**Material to process**:
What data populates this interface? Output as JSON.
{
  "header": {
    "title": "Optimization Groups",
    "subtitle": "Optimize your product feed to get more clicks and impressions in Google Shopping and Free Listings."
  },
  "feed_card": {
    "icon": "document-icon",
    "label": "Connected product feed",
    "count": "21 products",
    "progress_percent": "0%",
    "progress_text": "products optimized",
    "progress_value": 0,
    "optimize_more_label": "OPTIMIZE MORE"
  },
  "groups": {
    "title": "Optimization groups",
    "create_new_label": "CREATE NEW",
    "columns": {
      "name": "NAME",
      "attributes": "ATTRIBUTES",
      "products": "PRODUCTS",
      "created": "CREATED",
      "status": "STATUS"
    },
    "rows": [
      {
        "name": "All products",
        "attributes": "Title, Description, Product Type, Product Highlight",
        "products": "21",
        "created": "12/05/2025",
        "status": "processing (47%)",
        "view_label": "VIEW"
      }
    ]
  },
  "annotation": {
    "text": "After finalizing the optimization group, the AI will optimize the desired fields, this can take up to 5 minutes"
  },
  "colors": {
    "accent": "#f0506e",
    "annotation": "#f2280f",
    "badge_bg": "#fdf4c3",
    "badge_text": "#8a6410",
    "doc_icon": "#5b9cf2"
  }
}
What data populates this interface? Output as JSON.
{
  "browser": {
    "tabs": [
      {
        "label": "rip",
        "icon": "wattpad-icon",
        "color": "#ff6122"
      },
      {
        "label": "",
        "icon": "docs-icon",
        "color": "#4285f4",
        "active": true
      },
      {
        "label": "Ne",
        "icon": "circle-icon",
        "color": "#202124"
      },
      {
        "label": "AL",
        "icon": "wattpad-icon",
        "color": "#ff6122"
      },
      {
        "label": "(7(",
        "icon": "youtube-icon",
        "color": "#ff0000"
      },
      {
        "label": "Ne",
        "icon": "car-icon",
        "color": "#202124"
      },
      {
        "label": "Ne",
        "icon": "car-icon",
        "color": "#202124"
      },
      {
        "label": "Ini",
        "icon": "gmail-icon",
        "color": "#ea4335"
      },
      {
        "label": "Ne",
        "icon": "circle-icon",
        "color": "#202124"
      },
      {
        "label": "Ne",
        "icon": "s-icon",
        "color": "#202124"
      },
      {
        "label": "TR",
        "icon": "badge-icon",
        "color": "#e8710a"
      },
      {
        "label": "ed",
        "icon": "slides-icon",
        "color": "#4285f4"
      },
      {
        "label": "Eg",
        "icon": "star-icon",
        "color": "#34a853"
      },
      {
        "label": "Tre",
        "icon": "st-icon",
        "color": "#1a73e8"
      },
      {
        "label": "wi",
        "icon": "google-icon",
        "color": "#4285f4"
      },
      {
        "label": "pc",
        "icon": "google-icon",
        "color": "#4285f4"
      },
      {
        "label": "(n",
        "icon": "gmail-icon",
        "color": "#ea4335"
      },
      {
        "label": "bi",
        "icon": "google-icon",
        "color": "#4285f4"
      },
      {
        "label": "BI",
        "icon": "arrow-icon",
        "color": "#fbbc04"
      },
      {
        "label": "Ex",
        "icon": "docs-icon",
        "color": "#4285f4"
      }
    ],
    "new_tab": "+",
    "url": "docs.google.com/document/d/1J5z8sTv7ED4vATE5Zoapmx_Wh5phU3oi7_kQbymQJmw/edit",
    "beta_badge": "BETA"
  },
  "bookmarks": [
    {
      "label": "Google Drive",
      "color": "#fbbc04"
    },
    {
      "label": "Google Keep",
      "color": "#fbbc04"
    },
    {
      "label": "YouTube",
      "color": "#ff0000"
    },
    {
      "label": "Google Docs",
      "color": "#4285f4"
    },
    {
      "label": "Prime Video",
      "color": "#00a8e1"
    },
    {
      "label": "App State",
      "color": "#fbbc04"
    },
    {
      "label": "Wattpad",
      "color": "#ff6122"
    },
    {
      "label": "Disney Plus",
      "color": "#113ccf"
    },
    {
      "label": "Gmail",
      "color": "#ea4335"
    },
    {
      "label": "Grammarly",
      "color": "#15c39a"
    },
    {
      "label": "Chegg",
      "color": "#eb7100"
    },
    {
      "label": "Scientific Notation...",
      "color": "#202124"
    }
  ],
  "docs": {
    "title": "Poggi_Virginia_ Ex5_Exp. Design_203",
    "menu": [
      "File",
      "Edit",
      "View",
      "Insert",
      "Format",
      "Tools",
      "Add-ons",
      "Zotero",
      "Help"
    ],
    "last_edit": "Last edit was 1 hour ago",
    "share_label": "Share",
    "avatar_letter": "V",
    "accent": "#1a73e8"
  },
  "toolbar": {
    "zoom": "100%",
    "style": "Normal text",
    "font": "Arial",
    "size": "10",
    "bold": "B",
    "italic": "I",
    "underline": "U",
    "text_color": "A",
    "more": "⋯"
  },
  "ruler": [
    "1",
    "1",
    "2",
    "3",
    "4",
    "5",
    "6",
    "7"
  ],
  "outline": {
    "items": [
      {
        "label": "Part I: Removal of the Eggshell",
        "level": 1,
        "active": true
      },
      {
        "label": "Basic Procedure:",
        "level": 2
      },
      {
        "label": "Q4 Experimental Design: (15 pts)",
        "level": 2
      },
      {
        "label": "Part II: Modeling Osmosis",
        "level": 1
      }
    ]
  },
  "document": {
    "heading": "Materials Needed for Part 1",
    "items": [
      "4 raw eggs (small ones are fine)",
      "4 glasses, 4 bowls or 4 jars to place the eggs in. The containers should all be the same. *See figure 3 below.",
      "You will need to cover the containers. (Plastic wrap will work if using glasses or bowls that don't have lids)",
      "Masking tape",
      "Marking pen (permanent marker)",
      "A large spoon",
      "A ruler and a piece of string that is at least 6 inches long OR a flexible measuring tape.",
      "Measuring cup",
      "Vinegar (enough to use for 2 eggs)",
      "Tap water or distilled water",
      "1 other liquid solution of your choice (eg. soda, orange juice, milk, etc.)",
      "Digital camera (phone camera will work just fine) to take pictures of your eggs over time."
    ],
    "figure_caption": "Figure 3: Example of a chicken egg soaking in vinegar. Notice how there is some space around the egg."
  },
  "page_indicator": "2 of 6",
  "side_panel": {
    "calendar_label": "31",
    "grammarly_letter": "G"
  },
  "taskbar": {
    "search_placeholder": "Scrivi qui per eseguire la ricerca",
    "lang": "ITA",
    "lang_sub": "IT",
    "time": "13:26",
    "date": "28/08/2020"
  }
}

**Work to be completed**: Write an exact transcription of every entry above.

**Exercise response**:
What data populates this interface? Output as JSON.
{
  "header": {
    "title": "Optimization Groups",
    "subtitle": "Optimize your product feed to get more clicks and impressions in Google Shopping and Free Listings."
  },
  "feed_card": {
    "icon": "document-icon",
    "label": "Connected product feed",
    "count": "21 products",
    "progress_percent": "0%",
    "progress_text": "products optimized",
    "progress_value": 0,
    "optimize_more_label": "OPTIMIZE MORE"
  },
  "groups": {
    "title": "Optimization groups",
    "create_new_label": "CREATE NEW",
    "columns": {
      "name": "NAME",
      "attributes": "ATTRIBUTES",
      "products": "PRODUCTS",
      "created": "CREATED",
      "status": "STATUS"
    },
    "rows": [
      {
        "name": "All products",
        "attributes": "Title, Description, Product Type, Product Highlight",
        "products": "21",
        "created": "12/05/2025",
        "status": "processing (47%)",
        "view_label": "VIEW"
      }
    ]
  },
  "annotation": {
    "text": "After finalizing the optimization group, the AI will optimize the desired fields, this can take up to 5 minutes"
  },
  "colors": {
    "accent": "#f0506e",
    "annotation": "#f2280f",
    "badge_bg": "#fdf4c3",
    "badge_text": "#8a6410",
    "doc_icon": "#5b9cf2"
  }
}
What data populates this interface? Output as JSON.
{
  "browser": {
    "tabs": [
      {
        "label": "rip",
        "icon": "wattpad-icon",
        "color": "#ff6122"
      },
      {
        "label": "",
        "icon": "docs-icon",
        "color": "#4285f4",
        "active": true
      },
      {
        "label": "Ne",
        "icon": "circle-icon",
        "color": "#202124"
      },
      {
        "label": "AL",
        "icon": "wattpad-icon",
        "color": "#ff6122"
      },
      {
        "label": "(7(",
        "icon": "youtube-icon",
        "color": "#ff0000"
      },
      {
        "label": "Ne",
        "icon": "car-icon",
        "color": "#202124"
      },
      {
        "label": "Ne",
        "icon": "car-icon",
        "color": "#202124"
      },
      {
        "label": "Ini",
        "icon": "gmail-icon",
        "color": "#ea4335"
      },
      {
        "label": "Ne",
        "icon": "circle-icon",
        "color": "#202124"
      },
      {
        "label": "Ne",
        "icon": "s-icon",
        "color": "#202124"
      },
      {
        "label": "TR",
        "icon": "badge-icon",
        "color": "#e8710a"
      },
      {
        "label": "ed",
        "icon": "slides-icon",
        "color": "#4285f4"
      },
      {
        "label": "Eg",
        "icon": "star-icon",
        "color": "#34a853"
      },
      {
        "label": "Tre",
        "icon": "st-icon",
        "color": "#1a73e8"
      },
      {
        "label": "wi",
        "icon": "google-icon",
        "color": "#4285f4"
      },
      {
        "label": "pc",
        "icon": "google-icon",
        "color": "#4285f4"
      },
      {
        "label": "(n",
        "icon": "gmail-icon",
        "color": "#ea4335"
      },
      {
        "label": "bi",
        "icon": "google-icon",
        "color": "#4285f4"
      },
      {
        "label": "BI",
        "icon": "arrow-icon",
        "color": "#fbbc04"
      },
      {
        "label": "Ex",
        "icon": "docs-icon",
        "color": "#4285f4"
      }
    ],
    "new_tab": "+",
    "url": "docs.google.com/document/d/1J5z8sTv7ED4vATE5Zoapmx_Wh5phU3oi7_kQbymQJmw/edit",
    "beta_badge": "BETA"
  },
  "bookmarks": [
    {
      "label": "Google Drive",
      "color": "#fbbc04"
    },
    {
      "label": "Google Keep",
      "color": "#fbbc04"
    },
    {
      "label": "YouTube",
      "color": "#ff0000"
    },
    {
      "label": "Google Docs",
      "color": "#4285f4"
    },
    {
      "label": "Prime Video",
      "color": "#00a8e1"
    },
    {
      "label": "App State",
      "color": "#fbbc04"
    },
    {
      "label": "Wattpad",
      "color": "#ff6122"
    },
    {
      "label": "Disney Plus",
      "color": "#113ccf"
    },
    {
      "label": "Gmail",
      "color": "#ea4335"
    },
    {
      "label": "Grammarly",
      "color": "#15c39a"
    },
    {
      "label": "Chegg",
      "color": "#eb7100"
    },
    {
      "label": "Scientific Notation...",
      "color": "#202124"
    }
  ],
  "docs": {
    "title": "Poggi_Virginia_ Ex5_Exp. Design_203",
    "menu": [
      "File",
      "Edit",
      "View",
      "Insert",
      "Format",
      "Tools",
      "Add-ons",
      "Zotero",
      "Help"
    ],
    "last_edit": "Last edit was 1 hour ago",
    "share_label": "Share",
    "avatar_letter": "V",
    "accent": "#1a73e8"
  },
  "toolbar": {
    "zoom": "100%",
    "style": "Normal text",
    "font": "Arial",
    "size": "10",
    "bold": "B",
    "italic": "I",
    "underline": "U",
    "text_color": "A",
    "more": "⋯"
  },
  "ruler": [
    "1",
    "1",
    "2",
    "3",
    "4",
    "5",
    "6",
    "7"
  ],
  "outline": {
    "items": [
      {
        "label": "Part I: Removal of the Eggshell",
        "level": 1,
        "active": true
      },
      {
        "label": "Basic Procedure:",
        "level": 2
      },
      {
        "label": "Q4 Experimental Design: (15 pts)",
        "level": 2
      },
      {
        "label": "Part II: Modeling Osmosis",
        "level": 1
      }
    ]
  },
  "document": {
    "heading": "Materials Needed for Part 1",
    "items": [
      "4 raw eggs (small ones are fine)",
      "4 glasses, 4 bowls or 4 jars to place the eggs in. The containers should all be the same. *See figure 3 below.",
      "You will need to cover the containers. (Plastic wrap will work if using glasses or bowls that don't have lids)",
      "Masking tape",
      "Marking pen (permanent marker)",
      "A large spoon",
      "A ruler and a piece of string that is at least 6 inches long OR a flexible measuring tape.",
      "Measuring cup",
      "Vinegar (enough to use for 2 eggs)",
      "Tap water or distilled water",
      "1 other liquid solution of your choice (eg. soda, orange juice, milk, etc.)",
      "Digital camera (phone camera will work just fine) to take pictures of your eggs over time."
    ],
    "figure_caption": "Figure 3: Example of a chicken egg soaking in vinegar. Notice how there is some space around the egg."
  },
  "page_indicator": "2 of 6",
  "side_panel": {
    "calendar_label": "31",
    "grammarly_letter": "G"
  },
  "taskbar": {
    "search_placeholder": "Scrivi qui per eseguire la ricerca",
    "lang": "ITA",
    "lang_sub": "IT",
    "time": "13:26",
    "date": "28/08/2020"
  }
}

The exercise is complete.